> **REQUIREMENTS**
Output the data below in full, byte for byte. Nothing may differ.

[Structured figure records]
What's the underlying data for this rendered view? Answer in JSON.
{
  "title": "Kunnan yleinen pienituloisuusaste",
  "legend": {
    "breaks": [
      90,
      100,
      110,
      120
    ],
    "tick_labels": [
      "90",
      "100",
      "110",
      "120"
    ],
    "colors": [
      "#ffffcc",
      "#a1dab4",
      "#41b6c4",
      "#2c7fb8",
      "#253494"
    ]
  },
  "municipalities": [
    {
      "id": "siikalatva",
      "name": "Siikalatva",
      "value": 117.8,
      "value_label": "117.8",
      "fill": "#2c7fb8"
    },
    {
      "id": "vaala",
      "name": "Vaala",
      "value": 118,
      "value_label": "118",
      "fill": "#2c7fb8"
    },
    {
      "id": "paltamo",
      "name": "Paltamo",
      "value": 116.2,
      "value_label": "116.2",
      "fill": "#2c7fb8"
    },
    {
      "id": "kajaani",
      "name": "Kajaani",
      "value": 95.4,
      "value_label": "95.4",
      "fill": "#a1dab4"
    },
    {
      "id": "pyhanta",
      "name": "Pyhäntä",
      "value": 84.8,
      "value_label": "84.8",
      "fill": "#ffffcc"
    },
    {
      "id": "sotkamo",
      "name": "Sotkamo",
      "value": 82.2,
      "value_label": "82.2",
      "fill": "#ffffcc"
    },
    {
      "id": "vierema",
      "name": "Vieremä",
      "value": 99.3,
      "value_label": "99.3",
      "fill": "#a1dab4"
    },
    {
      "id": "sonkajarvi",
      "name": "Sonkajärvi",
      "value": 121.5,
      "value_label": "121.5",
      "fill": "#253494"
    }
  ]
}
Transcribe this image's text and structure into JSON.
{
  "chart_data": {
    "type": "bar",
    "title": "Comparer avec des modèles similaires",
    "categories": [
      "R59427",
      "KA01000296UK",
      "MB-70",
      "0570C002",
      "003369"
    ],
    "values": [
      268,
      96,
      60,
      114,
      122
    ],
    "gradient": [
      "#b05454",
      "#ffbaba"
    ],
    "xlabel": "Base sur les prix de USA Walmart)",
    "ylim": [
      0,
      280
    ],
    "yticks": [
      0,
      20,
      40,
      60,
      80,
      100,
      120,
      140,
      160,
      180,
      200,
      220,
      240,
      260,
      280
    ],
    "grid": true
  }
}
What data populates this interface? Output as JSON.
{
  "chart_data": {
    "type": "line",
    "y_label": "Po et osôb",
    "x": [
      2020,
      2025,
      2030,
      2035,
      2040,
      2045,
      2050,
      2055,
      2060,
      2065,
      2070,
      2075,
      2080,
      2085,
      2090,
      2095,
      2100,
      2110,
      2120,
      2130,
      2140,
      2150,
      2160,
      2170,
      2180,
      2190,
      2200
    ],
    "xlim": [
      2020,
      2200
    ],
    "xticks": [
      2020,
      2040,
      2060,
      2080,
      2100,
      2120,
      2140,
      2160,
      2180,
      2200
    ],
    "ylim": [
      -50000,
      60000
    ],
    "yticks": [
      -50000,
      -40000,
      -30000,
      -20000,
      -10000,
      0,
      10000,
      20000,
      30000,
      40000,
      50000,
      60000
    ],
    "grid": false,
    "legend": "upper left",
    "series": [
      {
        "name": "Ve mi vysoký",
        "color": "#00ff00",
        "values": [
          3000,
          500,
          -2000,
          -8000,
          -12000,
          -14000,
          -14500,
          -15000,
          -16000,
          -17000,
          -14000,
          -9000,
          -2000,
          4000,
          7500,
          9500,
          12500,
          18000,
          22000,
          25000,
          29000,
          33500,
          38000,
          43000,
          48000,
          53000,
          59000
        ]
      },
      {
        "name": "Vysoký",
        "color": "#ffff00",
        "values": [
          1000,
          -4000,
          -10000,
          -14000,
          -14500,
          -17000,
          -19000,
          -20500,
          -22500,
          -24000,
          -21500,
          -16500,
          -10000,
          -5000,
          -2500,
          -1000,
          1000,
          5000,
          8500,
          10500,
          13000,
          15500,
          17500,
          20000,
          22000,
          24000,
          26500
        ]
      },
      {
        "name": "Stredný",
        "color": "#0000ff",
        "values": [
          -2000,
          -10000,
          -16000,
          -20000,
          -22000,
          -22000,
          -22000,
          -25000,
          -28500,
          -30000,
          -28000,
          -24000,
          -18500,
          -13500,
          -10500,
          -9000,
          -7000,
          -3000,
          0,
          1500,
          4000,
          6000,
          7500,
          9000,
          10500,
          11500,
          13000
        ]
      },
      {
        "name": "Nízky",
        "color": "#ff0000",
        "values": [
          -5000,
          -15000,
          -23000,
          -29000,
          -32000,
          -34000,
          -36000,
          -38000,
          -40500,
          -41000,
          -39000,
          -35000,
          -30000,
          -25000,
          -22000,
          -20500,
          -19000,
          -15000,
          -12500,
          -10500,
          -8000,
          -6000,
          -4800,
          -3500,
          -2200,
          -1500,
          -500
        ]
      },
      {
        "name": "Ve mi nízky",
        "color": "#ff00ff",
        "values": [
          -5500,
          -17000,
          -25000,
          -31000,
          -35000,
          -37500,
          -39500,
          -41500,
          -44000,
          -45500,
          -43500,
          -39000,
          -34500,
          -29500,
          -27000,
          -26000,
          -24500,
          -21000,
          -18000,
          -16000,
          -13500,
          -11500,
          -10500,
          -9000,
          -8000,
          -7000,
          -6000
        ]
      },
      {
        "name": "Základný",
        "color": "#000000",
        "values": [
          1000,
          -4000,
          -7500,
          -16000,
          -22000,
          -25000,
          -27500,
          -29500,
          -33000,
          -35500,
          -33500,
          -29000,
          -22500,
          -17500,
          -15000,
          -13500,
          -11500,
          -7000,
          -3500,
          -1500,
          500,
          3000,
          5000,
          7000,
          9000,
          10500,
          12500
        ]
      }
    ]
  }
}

> **SOLUTION TO THIS EXERCISE**
What's the underlying data for this rendered view? Answer in JSON.
{
  "title": "Kunnan yleinen pienituloisuusaste",
  "legend": {
    "breaks": [
      90,
      100,
      110,
      120
    ],
    "tick_labels": [
      "90",
      "100",
      "110",
      "120"
    ],
    "colors": [
      "#ffffcc",
      "#a1dab4",
      "#41b6c4",
      "#2c7fb8",
      "#253494"
    ]
  },
  "municipalities": [
    {
      "id": "siikalatva",
      "name": "Siikalatva",
      "value": 117.8,
      "value_label": "117.8",
      "fill": "#2c7fb8"
    },
    {
      "id": "vaala",
      "name": "Vaala",
      "value": 118,
      "value_label": "118",
      "fill": "#2c7fb8"
    },
    {
      "id": "paltamo",
      "name": "Paltamo",
      "value": 116.2,
      "value_label": "116.2",
      "fill": "#2c7fb8"
    },
    {
      "id": "kajaani",
      "name": "Kajaani",
      "value": 95.4,
      "value_label": "95.4",
      "fill": "#a1dab4"
    },
    {
      "id": "pyhanta",
      "name": "Pyhäntä",
      "value": 84.8,
      "value_label": "84.8",
      "fill": "#ffffcc"
    },
    {
      "id": "sotkamo",
      "name": "Sotkamo",
      "value": 82.2,
      "value_label": "82.2",
      "fill": "#ffffcc"
    },
    {
      "id": "vierema",
      "name": "Vieremä",
      "value": 99.3,
      "value_label": "99.3",
      "fill": "#a1dab4"
    },
    {
      "id": "sonkajarvi",
      "name": "Sonkajärvi",
      "value": 121.5,
      "value_label": "121.5",
      "fill": "#253494"
    }
  ]
}
Transcribe this image's text and structure into JSON.
{
  "chart_data": {
    "type": "bar",
    "title": "Comparer avec des modèles similaires",
    "categories": [
      "R59427",
      "KA01000296UK",
      "MB-70",
      "0570C002",
      "003369"
    ],
    "values": [
      268,
      96,
      60,
      114,
      122
    ],
    "gradient": [
      "#b05454",
      "#ffbaba"
    ],
    "xlabel": "Base sur les prix de USA Walmart)",
    "ylim": [
      0,
      280
    ],
    "yticks": [
      0,
      20,
      40,
      60,
      80,
      100,
      120,
      140,
      160,
      180,
      200,
      220,
      240,
      260,
      280
    ],
    "grid": true
  }
}
What data populates this interface? Output as JSON.
{
  "chart_data": {
    "type": "line",
    "y_label": "Po et osôb",
    "x": [
      2020,
      2025,
      2030,
      2035,
      2040,
      2045,
      2050,
      2055,
      2060,
      2065,
      2070,
      2075,
      2080,
      2085,
      2090,
      2095,
      2100,
      2110,
      2120,
      2130,
      2140,
      2150,
      2160,
      2170,
      2180,
      2190,
      2200
    ],
    "xlim": [
      2020,
      2200
    ],
    "xticks": [
      2020,
      2040,
      2060,
      2080,
      2100,
      2120,
      2140,
      2160,
      2180,
      2200
    ],
    "ylim": [
      -50000,
      60000
    ],
    "yticks": [
      -50000,
      -40000,
      -30000,
      -20000,
      -10000,
      0,
      10000,
      20000,
      30000,
      40000,
      50000,
      60000
    ],
    "grid": false,
    "legend": "upper left",
    "series": [
      {
        "name": "Ve mi vysoký",
        "color": "#00ff00",
        "values": [
          3000,
          500,
          -2000,
          -8000,
          -12000,
          -14000,
          -14500,
          -15000,
          -16000,
          -17000,
          -14000,
          -9000,
          -2000,
          4000,
          7500,
          9500,
          12500,
          18000,
          22000,
          25000,
          29000,
          33500,
          38000,
          43000,
          48000,
          53000,
          59000
        ]
      },
      {
        "name": "Vysoký",
        "color": "#ffff00",
        "values": [
          1000,
          -4000,
          -10000,
          -14000,
          -14500,
          -17000,
          -19000,
          -20500,
          -22500,
          -24000,
          -21500,
          -16500,
          -10000,
          -5000,
          -2500,
          -1000,
          1000,
          5000,
          8500,
          10500,
          13000,
          15500,
          17500,
          20000,
          22000,
          24000,
          26500
        ]
      },
      {
        "name": "Stredný",
        "color": "#0000ff",
        "values": [
          -2000,
          -10000,
          -16000,
          -20000,
          -22000,
          -22000,
          -22000,
          -25000,
          -28500,
          -30000,
          -28000,
          -24000,
          -18500,
          -13500,
          -10500,
          -9000,
          -7000,
          -3000,
          0,
          1500,
          4000,
          6000,
          7500,
          9000,
          10500,
          11500,
          13000
        ]
      },
      {
        "name": "Nízky",
        "color": "#ff0000",
        "values": [
          -5000,
          -15000,
          -23000,
          -29000,
          -32000,
          -34000,
          -36000,
          -38000,
          -40500,
          -41000,
          -39000,
          -35000,
          -30000,
          -25000,
          -22000,
          -20500,
          -19000,
          -15000,
          -12500,
          -10500,
          -8000,
          -6000,
          -4800,
          -3500,
          -2200,
          -1500,
          -500
        ]
      },
      {
        "name": "Ve mi nízky",
        "color": "#ff00ff",
        "values": [
          -5500,
          -17000,
          -25000,
          -31000,
          -35000,
          -37500,
          -39500,
          -41500,
          -44000,
          -45500,
          -43500,
          -39000,
          -34500,
          -29500,
          -27000,
          -26000,
          -24500,
          -21000,
          -18000,
          -16000,
          -13500,
          -11500,
          -10500,
          -9000,
          -8000,
          -7000,
          -6000
        ]
      },
      {
        "name": "Základný",
        "color": "#000000",
        "values": [
          1000,
          -4000,
          -7500,
          -16000,
          -22000,
          -25000,
          -27500,
          -29500,
          -33000,
          -35500,
          -33500,
          -29000,
          -22500,
          -17500,
          -15000,
          -13500,
          -11500,
          -7000,
          -3500,
          -1500,
          500,
          3000,
          5000,
          7000,
          9000,
          10500,
          12500
        ]
      }
    ]
  }
}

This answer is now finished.